Problem details — Scan the following material for the string "this" and copy each line in which it appears.

◇ ◇ ◇ ◇ ◇ ◇ ◇

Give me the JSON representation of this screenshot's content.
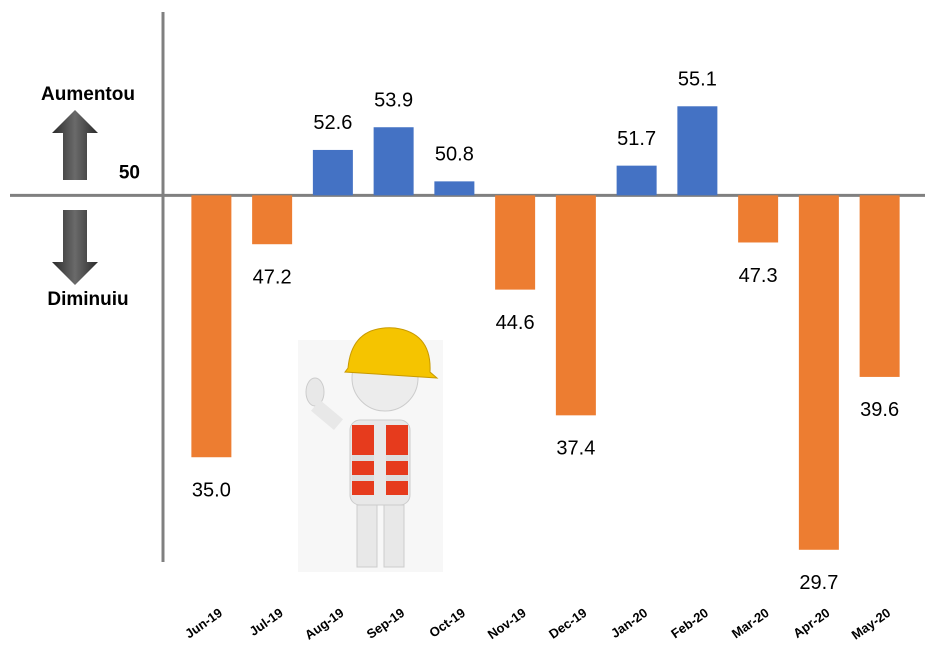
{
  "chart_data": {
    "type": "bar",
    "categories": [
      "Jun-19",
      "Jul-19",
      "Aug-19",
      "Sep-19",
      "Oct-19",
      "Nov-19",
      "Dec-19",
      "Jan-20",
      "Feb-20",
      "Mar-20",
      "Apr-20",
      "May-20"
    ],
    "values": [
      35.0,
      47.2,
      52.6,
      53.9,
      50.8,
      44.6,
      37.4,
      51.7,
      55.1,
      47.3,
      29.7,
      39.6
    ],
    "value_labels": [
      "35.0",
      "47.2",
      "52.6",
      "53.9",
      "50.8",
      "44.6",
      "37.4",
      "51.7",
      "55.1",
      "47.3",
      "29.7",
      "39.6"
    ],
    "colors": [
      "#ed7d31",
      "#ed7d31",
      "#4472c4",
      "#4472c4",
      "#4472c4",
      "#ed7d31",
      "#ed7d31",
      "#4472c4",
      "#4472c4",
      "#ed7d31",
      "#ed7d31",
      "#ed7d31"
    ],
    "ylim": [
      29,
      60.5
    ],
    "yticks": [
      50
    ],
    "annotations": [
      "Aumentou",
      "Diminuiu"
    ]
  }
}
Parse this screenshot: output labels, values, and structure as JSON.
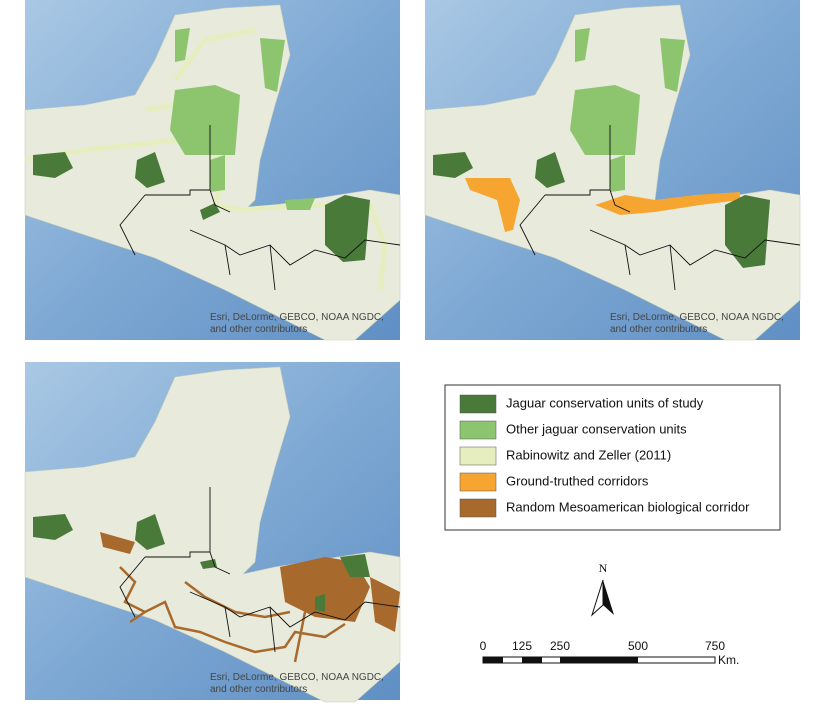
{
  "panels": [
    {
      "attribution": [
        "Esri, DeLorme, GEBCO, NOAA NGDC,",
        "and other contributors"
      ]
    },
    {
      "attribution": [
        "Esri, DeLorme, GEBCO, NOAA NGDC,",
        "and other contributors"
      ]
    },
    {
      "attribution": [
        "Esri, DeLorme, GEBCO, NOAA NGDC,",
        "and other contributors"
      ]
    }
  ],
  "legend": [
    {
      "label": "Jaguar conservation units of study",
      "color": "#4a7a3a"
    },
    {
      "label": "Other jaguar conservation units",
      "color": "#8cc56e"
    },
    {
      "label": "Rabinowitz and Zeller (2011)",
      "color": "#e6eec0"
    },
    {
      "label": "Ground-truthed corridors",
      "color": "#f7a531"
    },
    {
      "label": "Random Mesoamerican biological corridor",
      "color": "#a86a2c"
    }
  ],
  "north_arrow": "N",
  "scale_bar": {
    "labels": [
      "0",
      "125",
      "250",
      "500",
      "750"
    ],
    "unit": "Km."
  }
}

◇ ◇ ◇ ◇ ◇ ◇ ◇

Written answer —
Give me the JSON representation of this screenshot's content.
Parse this screenshot: output labels, values, and structure as JSON.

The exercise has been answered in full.